**YOUR TASK:**
Every line holding the word "only" counts once. Give the total, nothing more.
---
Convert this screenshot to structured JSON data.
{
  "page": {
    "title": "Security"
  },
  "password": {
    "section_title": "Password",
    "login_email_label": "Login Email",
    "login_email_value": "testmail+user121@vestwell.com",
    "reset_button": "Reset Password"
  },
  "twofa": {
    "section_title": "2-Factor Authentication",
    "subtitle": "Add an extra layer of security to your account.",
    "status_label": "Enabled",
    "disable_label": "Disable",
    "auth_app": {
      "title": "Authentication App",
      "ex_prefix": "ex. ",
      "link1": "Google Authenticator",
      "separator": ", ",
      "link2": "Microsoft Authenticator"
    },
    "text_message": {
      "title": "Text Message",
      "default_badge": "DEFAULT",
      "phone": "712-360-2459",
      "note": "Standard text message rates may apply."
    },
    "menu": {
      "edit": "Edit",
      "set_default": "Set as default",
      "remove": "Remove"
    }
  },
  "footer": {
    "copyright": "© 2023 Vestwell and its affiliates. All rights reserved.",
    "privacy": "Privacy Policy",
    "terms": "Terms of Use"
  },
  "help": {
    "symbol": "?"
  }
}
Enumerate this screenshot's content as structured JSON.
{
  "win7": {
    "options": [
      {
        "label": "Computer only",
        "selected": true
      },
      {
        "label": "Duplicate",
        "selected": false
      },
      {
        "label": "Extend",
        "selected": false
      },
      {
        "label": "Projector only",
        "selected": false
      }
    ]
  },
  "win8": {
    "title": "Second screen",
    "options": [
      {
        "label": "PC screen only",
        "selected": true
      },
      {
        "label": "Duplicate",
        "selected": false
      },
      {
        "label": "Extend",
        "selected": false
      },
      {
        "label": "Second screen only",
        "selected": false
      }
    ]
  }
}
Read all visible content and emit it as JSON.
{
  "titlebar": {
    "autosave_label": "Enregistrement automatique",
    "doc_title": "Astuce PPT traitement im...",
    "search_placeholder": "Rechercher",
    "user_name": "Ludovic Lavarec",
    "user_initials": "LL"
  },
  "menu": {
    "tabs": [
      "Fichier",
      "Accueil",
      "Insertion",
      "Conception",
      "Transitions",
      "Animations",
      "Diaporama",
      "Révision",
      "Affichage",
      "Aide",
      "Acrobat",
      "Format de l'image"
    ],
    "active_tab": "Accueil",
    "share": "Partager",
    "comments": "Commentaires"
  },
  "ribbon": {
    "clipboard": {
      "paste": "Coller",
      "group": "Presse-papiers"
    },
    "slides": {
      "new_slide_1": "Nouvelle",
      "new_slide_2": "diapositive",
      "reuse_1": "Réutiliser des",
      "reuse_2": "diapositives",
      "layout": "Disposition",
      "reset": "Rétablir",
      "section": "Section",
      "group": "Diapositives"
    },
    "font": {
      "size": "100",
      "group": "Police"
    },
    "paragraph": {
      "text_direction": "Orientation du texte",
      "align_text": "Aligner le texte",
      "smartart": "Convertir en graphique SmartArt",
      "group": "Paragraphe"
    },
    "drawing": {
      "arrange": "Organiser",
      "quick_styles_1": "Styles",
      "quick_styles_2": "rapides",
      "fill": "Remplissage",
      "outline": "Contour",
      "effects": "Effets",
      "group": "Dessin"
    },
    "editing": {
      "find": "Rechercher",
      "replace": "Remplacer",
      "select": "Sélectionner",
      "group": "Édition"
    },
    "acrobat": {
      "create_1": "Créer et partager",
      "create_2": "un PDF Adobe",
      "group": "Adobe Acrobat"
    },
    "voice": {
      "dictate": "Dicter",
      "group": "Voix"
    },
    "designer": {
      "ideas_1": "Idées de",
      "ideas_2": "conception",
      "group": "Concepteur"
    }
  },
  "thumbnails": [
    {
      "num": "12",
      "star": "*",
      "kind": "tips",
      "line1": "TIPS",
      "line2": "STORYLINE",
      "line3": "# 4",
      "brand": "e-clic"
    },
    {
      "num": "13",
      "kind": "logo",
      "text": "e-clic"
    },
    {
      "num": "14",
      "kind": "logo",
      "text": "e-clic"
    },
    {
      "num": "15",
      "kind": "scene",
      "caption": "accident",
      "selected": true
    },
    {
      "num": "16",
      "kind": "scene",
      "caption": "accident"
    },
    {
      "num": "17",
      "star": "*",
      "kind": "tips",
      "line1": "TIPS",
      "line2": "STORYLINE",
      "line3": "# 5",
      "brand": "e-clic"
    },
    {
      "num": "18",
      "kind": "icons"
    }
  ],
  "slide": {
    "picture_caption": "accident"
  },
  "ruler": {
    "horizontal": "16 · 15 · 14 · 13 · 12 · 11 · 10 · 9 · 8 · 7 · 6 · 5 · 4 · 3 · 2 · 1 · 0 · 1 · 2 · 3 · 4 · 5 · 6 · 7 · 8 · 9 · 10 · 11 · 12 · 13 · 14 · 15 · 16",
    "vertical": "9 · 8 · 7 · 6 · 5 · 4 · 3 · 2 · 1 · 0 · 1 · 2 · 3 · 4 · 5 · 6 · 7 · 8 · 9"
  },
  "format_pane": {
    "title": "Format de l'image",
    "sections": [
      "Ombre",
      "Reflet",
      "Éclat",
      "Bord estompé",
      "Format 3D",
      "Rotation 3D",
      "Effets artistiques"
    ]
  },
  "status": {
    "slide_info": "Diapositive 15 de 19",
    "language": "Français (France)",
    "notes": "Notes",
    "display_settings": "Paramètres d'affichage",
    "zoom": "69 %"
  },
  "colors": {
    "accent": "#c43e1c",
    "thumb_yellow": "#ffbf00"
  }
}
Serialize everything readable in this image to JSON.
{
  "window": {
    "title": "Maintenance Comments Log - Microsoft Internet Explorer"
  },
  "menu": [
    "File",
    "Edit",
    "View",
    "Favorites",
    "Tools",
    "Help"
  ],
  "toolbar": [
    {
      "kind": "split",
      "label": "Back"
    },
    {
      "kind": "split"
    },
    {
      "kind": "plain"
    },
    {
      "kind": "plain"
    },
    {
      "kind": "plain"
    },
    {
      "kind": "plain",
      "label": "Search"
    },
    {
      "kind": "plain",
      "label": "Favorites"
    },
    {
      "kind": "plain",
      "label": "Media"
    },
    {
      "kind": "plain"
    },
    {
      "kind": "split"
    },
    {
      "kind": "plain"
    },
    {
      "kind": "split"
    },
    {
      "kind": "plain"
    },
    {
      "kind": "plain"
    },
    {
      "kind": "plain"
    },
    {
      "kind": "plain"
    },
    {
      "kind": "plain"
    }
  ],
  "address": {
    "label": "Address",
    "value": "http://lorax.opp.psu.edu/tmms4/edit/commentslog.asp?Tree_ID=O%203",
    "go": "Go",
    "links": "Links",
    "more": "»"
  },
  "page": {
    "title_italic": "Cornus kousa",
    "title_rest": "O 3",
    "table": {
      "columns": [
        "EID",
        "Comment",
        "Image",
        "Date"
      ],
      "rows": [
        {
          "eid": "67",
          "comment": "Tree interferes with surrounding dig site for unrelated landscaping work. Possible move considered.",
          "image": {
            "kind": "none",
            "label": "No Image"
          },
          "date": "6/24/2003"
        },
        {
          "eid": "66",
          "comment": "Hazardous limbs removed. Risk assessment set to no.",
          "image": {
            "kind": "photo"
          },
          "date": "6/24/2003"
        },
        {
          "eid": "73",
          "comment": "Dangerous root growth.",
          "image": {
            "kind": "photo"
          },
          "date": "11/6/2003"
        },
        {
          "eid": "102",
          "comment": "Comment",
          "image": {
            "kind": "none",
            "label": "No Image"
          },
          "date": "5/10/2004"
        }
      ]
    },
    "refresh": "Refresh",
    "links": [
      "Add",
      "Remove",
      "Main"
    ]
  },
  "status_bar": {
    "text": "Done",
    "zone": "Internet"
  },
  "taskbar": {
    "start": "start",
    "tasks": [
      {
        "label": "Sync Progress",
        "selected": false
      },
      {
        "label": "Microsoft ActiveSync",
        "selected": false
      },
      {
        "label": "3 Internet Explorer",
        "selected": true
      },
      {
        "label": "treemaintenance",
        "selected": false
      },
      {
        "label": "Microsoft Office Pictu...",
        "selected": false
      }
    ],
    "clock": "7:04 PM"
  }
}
---
**OUTPUT BELOW:**
4